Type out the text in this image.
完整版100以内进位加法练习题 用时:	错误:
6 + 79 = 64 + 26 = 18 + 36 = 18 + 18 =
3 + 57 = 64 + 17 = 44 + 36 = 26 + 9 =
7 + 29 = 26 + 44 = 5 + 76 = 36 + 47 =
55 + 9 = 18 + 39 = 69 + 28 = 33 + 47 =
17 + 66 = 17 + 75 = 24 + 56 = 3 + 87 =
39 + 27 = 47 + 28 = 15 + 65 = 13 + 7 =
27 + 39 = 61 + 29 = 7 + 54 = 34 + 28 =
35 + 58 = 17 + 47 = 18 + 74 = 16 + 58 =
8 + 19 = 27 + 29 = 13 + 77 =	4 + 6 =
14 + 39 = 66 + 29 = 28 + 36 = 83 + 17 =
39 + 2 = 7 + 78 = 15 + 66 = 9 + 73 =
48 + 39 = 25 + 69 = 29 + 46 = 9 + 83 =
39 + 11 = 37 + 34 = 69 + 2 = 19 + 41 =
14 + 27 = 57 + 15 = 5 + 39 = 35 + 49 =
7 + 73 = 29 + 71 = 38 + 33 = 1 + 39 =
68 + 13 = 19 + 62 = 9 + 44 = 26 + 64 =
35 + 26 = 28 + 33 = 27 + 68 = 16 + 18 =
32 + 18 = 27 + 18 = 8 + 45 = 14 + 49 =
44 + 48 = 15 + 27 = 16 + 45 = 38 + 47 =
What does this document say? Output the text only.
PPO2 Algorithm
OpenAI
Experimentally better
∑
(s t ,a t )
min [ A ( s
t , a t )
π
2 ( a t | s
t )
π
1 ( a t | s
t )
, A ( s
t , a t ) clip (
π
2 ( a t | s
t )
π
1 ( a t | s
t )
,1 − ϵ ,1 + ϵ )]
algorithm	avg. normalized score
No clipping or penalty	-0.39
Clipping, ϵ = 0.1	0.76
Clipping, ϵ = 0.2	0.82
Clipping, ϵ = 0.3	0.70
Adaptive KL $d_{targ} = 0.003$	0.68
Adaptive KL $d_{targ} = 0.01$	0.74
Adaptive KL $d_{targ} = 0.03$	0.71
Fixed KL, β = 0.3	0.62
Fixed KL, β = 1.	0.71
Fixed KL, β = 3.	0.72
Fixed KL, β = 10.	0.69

----

**GIVEN TASK:** Give again, word for word, every line from the one holding "What does this" to the end of the data.

**THE RESPONSE:**
What does this document say? Output the text only.
PPO2 Algorithm
OpenAI
Experimentally better
∑
(s t ,a t )
min [ A ( s
t , a t )
π
2 ( a t | s
t )
π
1 ( a t | s
t )
, A ( s
t , a t ) clip (
π
2 ( a t | s
t )
π
1 ( a t | s
t )
,1 − ϵ ,1 + ϵ )]
algorithm	avg. normalized score
No clipping or penalty	-0.39
Clipping, ϵ = 0.1	0.76
Clipping, ϵ = 0.2	0.82
Clipping, ϵ = 0.3	0.70
Adaptive KL $d_{targ} = 0.003$	0.68
Adaptive KL $d_{targ} = 0.01$	0.74
Adaptive KL $d_{targ} = 0.03$	0.71
Fixed KL, β = 0.3	0.62
Fixed KL, β = 1.	0.71
Fixed KL, β = 3.	0.72
Fixed KL, β = 10.	0.69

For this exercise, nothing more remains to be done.